**RECORDS TO USE:**
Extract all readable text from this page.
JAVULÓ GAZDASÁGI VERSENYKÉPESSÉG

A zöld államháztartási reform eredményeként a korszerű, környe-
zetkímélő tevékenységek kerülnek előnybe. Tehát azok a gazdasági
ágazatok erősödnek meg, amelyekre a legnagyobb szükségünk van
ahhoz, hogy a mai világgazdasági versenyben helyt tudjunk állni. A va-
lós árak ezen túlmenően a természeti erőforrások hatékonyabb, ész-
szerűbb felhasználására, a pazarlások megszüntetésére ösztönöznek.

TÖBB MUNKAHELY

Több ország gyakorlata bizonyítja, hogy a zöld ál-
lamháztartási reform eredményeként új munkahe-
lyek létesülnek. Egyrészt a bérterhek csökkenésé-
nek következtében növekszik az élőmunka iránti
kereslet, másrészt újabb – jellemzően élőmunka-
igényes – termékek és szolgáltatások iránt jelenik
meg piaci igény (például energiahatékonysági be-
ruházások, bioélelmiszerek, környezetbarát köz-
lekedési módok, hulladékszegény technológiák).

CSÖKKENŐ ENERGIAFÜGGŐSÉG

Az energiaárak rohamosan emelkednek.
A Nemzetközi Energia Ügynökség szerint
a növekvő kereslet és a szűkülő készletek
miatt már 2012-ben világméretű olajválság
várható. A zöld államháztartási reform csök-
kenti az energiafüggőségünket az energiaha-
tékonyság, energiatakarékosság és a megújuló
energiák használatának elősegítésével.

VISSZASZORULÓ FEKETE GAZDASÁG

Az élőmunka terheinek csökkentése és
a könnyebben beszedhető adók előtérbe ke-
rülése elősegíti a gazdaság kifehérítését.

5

**TASK GOAL:** Exact copies of all the records are required.

**THE COMPLETED TASK:**
Extract all readable text from this page.
JAVULÓ GAZDASÁGI VERSENYKÉPESSÉG

A zöld államháztartási reform eredményeként a korszerű, környe-
zetkímélő tevékenységek kerülnek előnybe. Tehát azok a gazdasági
ágazatok erősödnek meg, amelyekre a legnagyobb szükségünk van
ahhoz, hogy a mai világgazdasági versenyben helyt tudjunk állni. A va-
lós árak ezen túlmenően a természeti erőforrások hatékonyabb, ész-
szerűbb felhasználására, a pazarlások megszüntetésére ösztönöznek.

TÖBB MUNKAHELY

Több ország gyakorlata bizonyítja, hogy a zöld ál-
lamháztartási reform eredményeként új munkahe-
lyek létesülnek. Egyrészt a bérterhek csökkenésé-
nek következtében növekszik az élőmunka iránti
kereslet, másrészt újabb – jellemzően élőmunka-
igényes – termékek és szolgáltatások iránt jelenik
meg piaci igény (például energiahatékonysági be-
ruházások, bioélelmiszerek, környezetbarát köz-
lekedési módok, hulladékszegény technológiák).

CSÖKKENŐ ENERGIAFÜGGŐSÉG

Az energiaárak rohamosan emelkednek.
A Nemzetközi Energia Ügynökség szerint
a növekvő kereslet és a szűkülő készletek
miatt már 2012-ben világméretű olajválság
várható. A zöld államháztartási reform csök-
kenti az energiafüggőségünket az energiaha-
tékonyság, energiatakarékosság és a megújuló
energiák használatának elősegítésével.

VISSZASZORULÓ FEKETE GAZDASÁG

Az élőmunka terheinek csökkentése és
a könnyebben beszedhető adók előtérbe ke-
rülése elősegíti a gazdaság kifehérítését.

5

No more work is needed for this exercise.